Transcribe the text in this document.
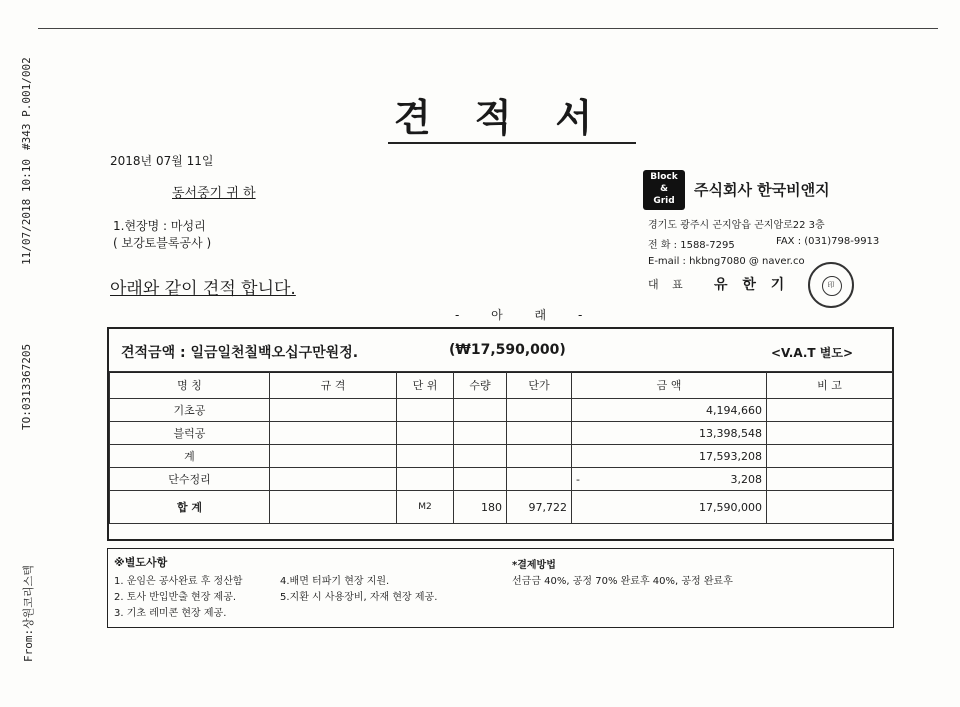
#343 P.001/002
11/07/2018 10:10
TO:0313367205
From:상원코리스텍
견적서
2018년 07월 11일
동서중기 귀 하
1.현장명 : 마성리
( 보강토블록공사 )
아래와 같이 견적 합니다.
- 아 래 -
Block
&
Grid
주식회사 한국비앤지
경기도 광주시 곤지암읍 곤지암로22 3층
전 화 : 1588-7295	FAX : (031)798-9913
E-mail : hkbng7080 @ naver.co
대 표 유 한 기	印
견적금액 : 일금일천칠백오십구만원정.	(₩17,590,000)	<V.A.T 별도>
명 칭	규 격	단 위	수량	단가	금 액	비 고
기초공					4,194,660	
블럭공					13,398,548	
계					17,593,208	
단수정리					- 3,208	

합 계		M2	180	97,722	17,590,000	
※별도사항
1. 운임은 공사완료 후 정산함
2. 토사 반입반출 현장 제공.
3. 기초 레미콘 현장 제공.
4.배면 터파기 현장 지원.
5.지환 시 사용장비, 자재 현장 제공.
*결제방법
선금금 40%, 공정 70% 완료후 40%, 공정 완료후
──────
▸ TASK DETAILS
Pictures in the records above are left out; print everything else exactly as written.

▸ TASK SOLUTION
Transcribe the text in this document.
#343 P.001/002
11/07/2018 10:10
TO:0313367205
From:상원코리스텍
견적서
2018년 07월 11일
동서중기 귀 하
1.현장명 : 마성리
( 보강토블록공사 )
아래와 같이 견적 합니다.
- 아 래 -
Block
&
Grid
주식회사 한국비앤지
경기도 광주시 곤지암읍 곤지암로22 3층
전 화 : 1588-7295	FAX : (031)798-9913
E-mail : hkbng7080 @ naver.co
대 표 유 한 기	印
견적금액 : 일금일천칠백오십구만원정.	(₩17,590,000)	<V.A.T 별도>
명 칭	규 격	단 위	수량	단가	금 액	비 고
기초공					4,194,660	
블럭공					13,398,548	
계					17,593,208	
단수정리					- 3,208	

합 계		M2	180	97,722	17,590,000	
※별도사항
1. 운임은 공사완료 후 정산함
2. 토사 반입반출 현장 제공.
3. 기초 레미콘 현장 제공.
4.배면 터파기 현장 지원.
5.지환 시 사용장비, 자재 현장 제공.
*결제방법
선금금 40%, 공정 70% 완료후 40%, 공정 완료후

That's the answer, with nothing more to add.